Exercise »
Write out the records that appear below, verbatim and complete, but without pictures.

— start Data records —

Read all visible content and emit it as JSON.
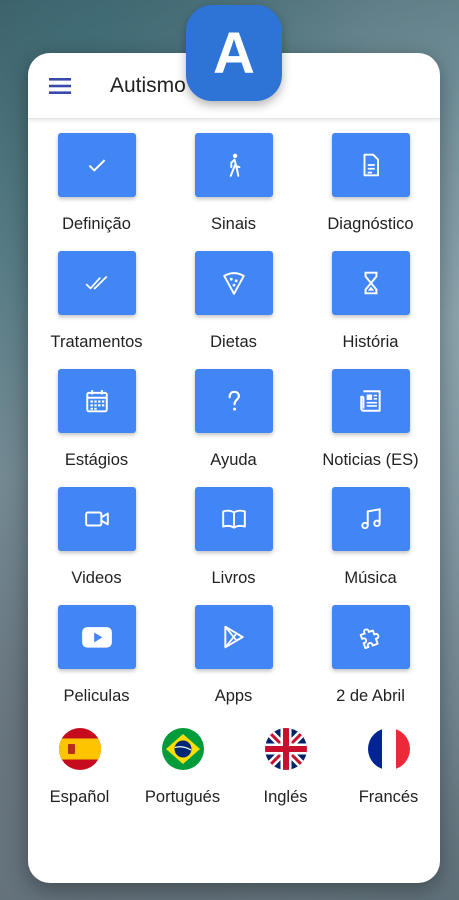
{
  "app": {
    "title": "Autismo",
    "badge_letter": "A"
  },
  "colors": {
    "accent": "#4285f4",
    "badge": "#2e73d6"
  },
  "tiles": [
    {
      "label": "Definição",
      "icon": "check-icon"
    },
    {
      "label": "Sinais",
      "icon": "walking-person-icon"
    },
    {
      "label": "Diagnóstico",
      "icon": "document-icon"
    },
    {
      "label": "Tratamentos",
      "icon": "double-check-icon"
    },
    {
      "label": "Dietas",
      "icon": "pizza-icon"
    },
    {
      "label": "História",
      "icon": "hourglass-icon"
    },
    {
      "label": "Estágios",
      "icon": "calendar-icon"
    },
    {
      "label": "Ayuda",
      "icon": "question-icon"
    },
    {
      "label": "Noticias (ES)",
      "icon": "newspaper-icon"
    },
    {
      "label": "Videos",
      "icon": "video-camera-icon"
    },
    {
      "label": "Livros",
      "icon": "book-icon"
    },
    {
      "label": "Música",
      "icon": "music-note-icon"
    },
    {
      "label": "Peliculas",
      "icon": "youtube-icon"
    },
    {
      "label": "Apps",
      "icon": "play-store-icon"
    },
    {
      "label": "2 de Abril",
      "icon": "puzzle-icon"
    }
  ],
  "languages": [
    {
      "label": "Español",
      "icon": "spain-flag-icon"
    },
    {
      "label": "Portugués",
      "icon": "brazil-flag-icon"
    },
    {
      "label": "Inglés",
      "icon": "uk-flag-icon"
    },
    {
      "label": "Francés",
      "icon": "france-flag-icon"
    }
  ]
}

— end Data records —

Exercise result »
Read all visible content and emit it as JSON.
{
  "app": {
    "title": "Autismo",
    "badge_letter": "A"
  },
  "colors": {
    "accent": "#4285f4",
    "badge": "#2e73d6"
  },
  "tiles": [
    {
      "label": "Definição",
      "icon": "check-icon"
    },
    {
      "label": "Sinais",
      "icon": "walking-person-icon"
    },
    {
      "label": "Diagnóstico",
      "icon": "document-icon"
    },
    {
      "label": "Tratamentos",
      "icon": "double-check-icon"
    },
    {
      "label": "Dietas",
      "icon": "pizza-icon"
    },
    {
      "label": "História",
      "icon": "hourglass-icon"
    },
    {
      "label": "Estágios",
      "icon": "calendar-icon"
    },
    {
      "label": "Ayuda",
      "icon": "question-icon"
    },
    {
      "label": "Noticias (ES)",
      "icon": "newspaper-icon"
    },
    {
      "label": "Videos",
      "icon": "video-camera-icon"
    },
    {
      "label": "Livros",
      "icon": "book-icon"
    },
    {
      "label": "Música",
      "icon": "music-note-icon"
    },
    {
      "label": "Peliculas",
      "icon": "youtube-icon"
    },
    {
      "label": "Apps",
      "icon": "play-store-icon"
    },
    {
      "label": "2 de Abril",
      "icon": "puzzle-icon"
    }
  ],
  "languages": [
    {
      "label": "Español",
      "icon": "spain-flag-icon"
    },
    {
      "label": "Portugués",
      "icon": "brazil-flag-icon"
    },
    {
      "label": "Inglés",
      "icon": "uk-flag-icon"
    },
    {
      "label": "Francés",
      "icon": "france-flag-icon"
    }
  ]
}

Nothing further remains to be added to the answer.